_Set exercise_
Every entry should be repeated exactly. Omit the pictures.

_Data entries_
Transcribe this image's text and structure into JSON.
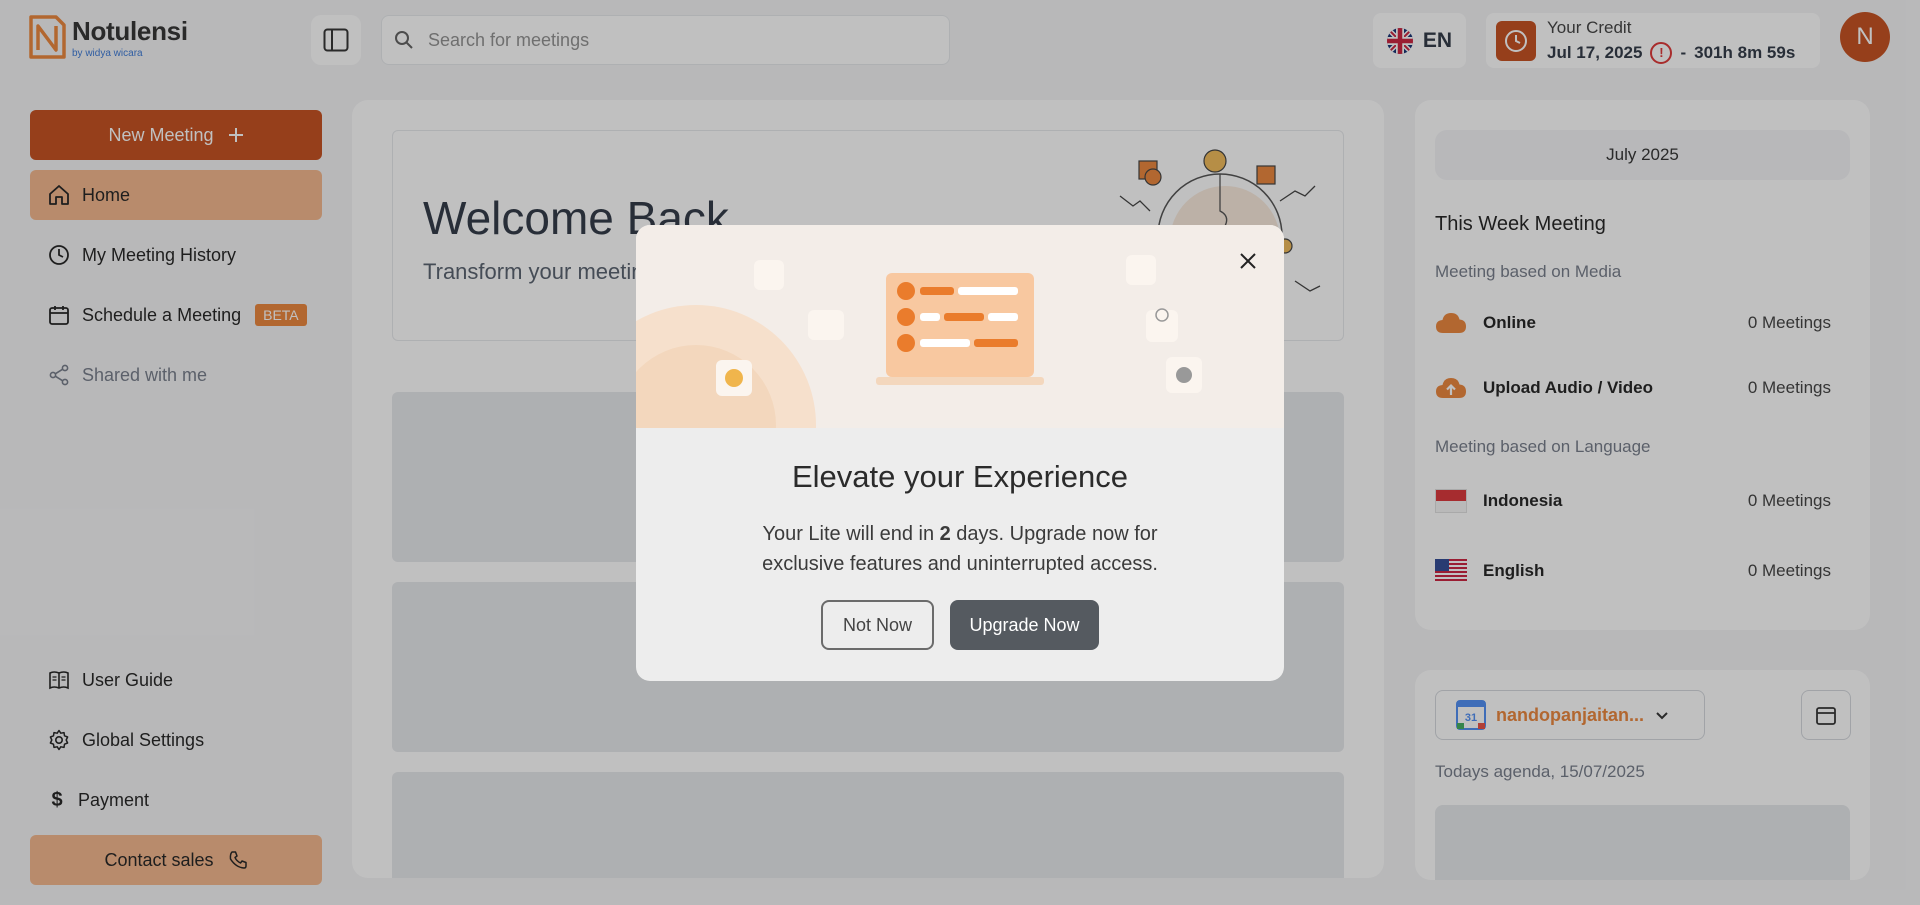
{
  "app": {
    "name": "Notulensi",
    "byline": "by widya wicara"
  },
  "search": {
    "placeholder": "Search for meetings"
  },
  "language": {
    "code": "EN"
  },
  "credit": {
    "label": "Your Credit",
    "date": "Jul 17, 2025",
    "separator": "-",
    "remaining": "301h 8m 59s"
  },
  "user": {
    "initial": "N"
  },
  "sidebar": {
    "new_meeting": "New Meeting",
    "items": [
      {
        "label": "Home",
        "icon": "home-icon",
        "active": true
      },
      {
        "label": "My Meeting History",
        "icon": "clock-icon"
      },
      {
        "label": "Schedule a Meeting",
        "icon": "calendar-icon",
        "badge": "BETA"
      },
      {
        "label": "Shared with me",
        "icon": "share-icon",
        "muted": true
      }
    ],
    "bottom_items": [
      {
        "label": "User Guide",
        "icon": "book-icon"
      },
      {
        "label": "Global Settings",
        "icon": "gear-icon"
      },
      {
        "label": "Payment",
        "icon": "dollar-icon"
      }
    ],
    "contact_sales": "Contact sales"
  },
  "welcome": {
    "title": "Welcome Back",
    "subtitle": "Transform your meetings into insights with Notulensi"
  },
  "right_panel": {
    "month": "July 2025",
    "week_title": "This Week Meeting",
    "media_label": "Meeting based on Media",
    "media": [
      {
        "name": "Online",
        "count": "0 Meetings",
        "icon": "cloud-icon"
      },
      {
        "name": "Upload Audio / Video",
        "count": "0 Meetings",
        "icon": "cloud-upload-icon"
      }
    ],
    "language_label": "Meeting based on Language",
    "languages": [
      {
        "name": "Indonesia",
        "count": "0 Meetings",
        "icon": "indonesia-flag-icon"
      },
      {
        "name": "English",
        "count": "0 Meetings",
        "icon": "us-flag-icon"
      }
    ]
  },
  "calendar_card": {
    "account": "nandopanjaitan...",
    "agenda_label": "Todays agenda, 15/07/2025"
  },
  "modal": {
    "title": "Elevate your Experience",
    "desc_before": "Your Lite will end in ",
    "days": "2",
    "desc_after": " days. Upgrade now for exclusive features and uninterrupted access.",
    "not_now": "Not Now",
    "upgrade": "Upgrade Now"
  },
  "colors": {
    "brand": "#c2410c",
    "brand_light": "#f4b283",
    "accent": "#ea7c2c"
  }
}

_Worked solution_
Transcribe this image's text and structure into JSON.
{
  "app": {
    "name": "Notulensi",
    "byline": "by widya wicara"
  },
  "search": {
    "placeholder": "Search for meetings"
  },
  "language": {
    "code": "EN"
  },
  "credit": {
    "label": "Your Credit",
    "date": "Jul 17, 2025",
    "separator": "-",
    "remaining": "301h 8m 59s"
  },
  "user": {
    "initial": "N"
  },
  "sidebar": {
    "new_meeting": "New Meeting",
    "items": [
      {
        "label": "Home",
        "icon": "home-icon",
        "active": true
      },
      {
        "label": "My Meeting History",
        "icon": "clock-icon"
      },
      {
        "label": "Schedule a Meeting",
        "icon": "calendar-icon",
        "badge": "BETA"
      },
      {
        "label": "Shared with me",
        "icon": "share-icon",
        "muted": true
      }
    ],
    "bottom_items": [
      {
        "label": "User Guide",
        "icon": "book-icon"
      },
      {
        "label": "Global Settings",
        "icon": "gear-icon"
      },
      {
        "label": "Payment",
        "icon": "dollar-icon"
      }
    ],
    "contact_sales": "Contact sales"
  },
  "welcome": {
    "title": "Welcome Back",
    "subtitle": "Transform your meetings into insights with Notulensi"
  },
  "right_panel": {
    "month": "July 2025",
    "week_title": "This Week Meeting",
    "media_label": "Meeting based on Media",
    "media": [
      {
        "name": "Online",
        "count": "0 Meetings",
        "icon": "cloud-icon"
      },
      {
        "name": "Upload Audio / Video",
        "count": "0 Meetings",
        "icon": "cloud-upload-icon"
      }
    ],
    "language_label": "Meeting based on Language",
    "languages": [
      {
        "name": "Indonesia",
        "count": "0 Meetings",
        "icon": "indonesia-flag-icon"
      },
      {
        "name": "English",
        "count": "0 Meetings",
        "icon": "us-flag-icon"
      }
    ]
  },
  "calendar_card": {
    "account": "nandopanjaitan...",
    "agenda_label": "Todays agenda, 15/07/2025"
  },
  "modal": {
    "title": "Elevate your Experience",
    "desc_before": "Your Lite will end in ",
    "days": "2",
    "desc_after": " days. Upgrade now for exclusive features and uninterrupted access.",
    "not_now": "Not Now",
    "upgrade": "Upgrade Now"
  },
  "colors": {
    "brand": "#c2410c",
    "brand_light": "#f4b283",
    "accent": "#ea7c2c"
  }
}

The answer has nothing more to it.